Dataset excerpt
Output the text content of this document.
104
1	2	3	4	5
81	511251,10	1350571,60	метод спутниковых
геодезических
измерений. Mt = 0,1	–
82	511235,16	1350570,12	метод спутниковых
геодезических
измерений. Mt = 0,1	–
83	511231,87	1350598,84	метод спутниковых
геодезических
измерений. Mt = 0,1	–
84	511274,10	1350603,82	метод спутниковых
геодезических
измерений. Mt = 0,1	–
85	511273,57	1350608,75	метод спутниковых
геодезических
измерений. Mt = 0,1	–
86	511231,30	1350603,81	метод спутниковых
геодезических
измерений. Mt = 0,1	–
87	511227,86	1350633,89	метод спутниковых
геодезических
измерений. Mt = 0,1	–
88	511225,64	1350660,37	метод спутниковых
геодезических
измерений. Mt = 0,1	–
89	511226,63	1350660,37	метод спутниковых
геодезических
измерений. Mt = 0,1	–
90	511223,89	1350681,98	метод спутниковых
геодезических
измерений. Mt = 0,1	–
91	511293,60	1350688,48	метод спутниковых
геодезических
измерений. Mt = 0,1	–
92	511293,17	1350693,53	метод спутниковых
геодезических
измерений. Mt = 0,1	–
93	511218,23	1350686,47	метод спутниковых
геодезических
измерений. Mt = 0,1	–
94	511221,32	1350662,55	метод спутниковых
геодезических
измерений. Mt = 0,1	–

_Problem details_
Every entry above should be retyped exactly as shown.

_Written solution_
Output the text content of this document.
104
1	2	3	4	5
81	511251,10	1350571,60	метод спутниковых
геодезических
измерений. Mt = 0,1	–
82	511235,16	1350570,12	метод спутниковых
геодезических
измерений. Mt = 0,1	–
83	511231,87	1350598,84	метод спутниковых
геодезических
измерений. Mt = 0,1	–
84	511274,10	1350603,82	метод спутниковых
геодезических
измерений. Mt = 0,1	–
85	511273,57	1350608,75	метод спутниковых
геодезических
измерений. Mt = 0,1	–
86	511231,30	1350603,81	метод спутниковых
геодезических
измерений. Mt = 0,1	–
87	511227,86	1350633,89	метод спутниковых
геодезических
измерений. Mt = 0,1	–
88	511225,64	1350660,37	метод спутниковых
геодезических
измерений. Mt = 0,1	–
89	511226,63	1350660,37	метод спутниковых
геодезических
измерений. Mt = 0,1	–
90	511223,89	1350681,98	метод спутниковых
геодезических
измерений. Mt = 0,1	–
91	511293,60	1350688,48	метод спутниковых
геодезических
измерений. Mt = 0,1	–
92	511293,17	1350693,53	метод спутниковых
геодезических
измерений. Mt = 0,1	–
93	511218,23	1350686,47	метод спутниковых
геодезических
измерений. Mt = 0,1	–
94	511221,32	1350662,55	метод спутниковых
геодезических
измерений. Mt = 0,1	–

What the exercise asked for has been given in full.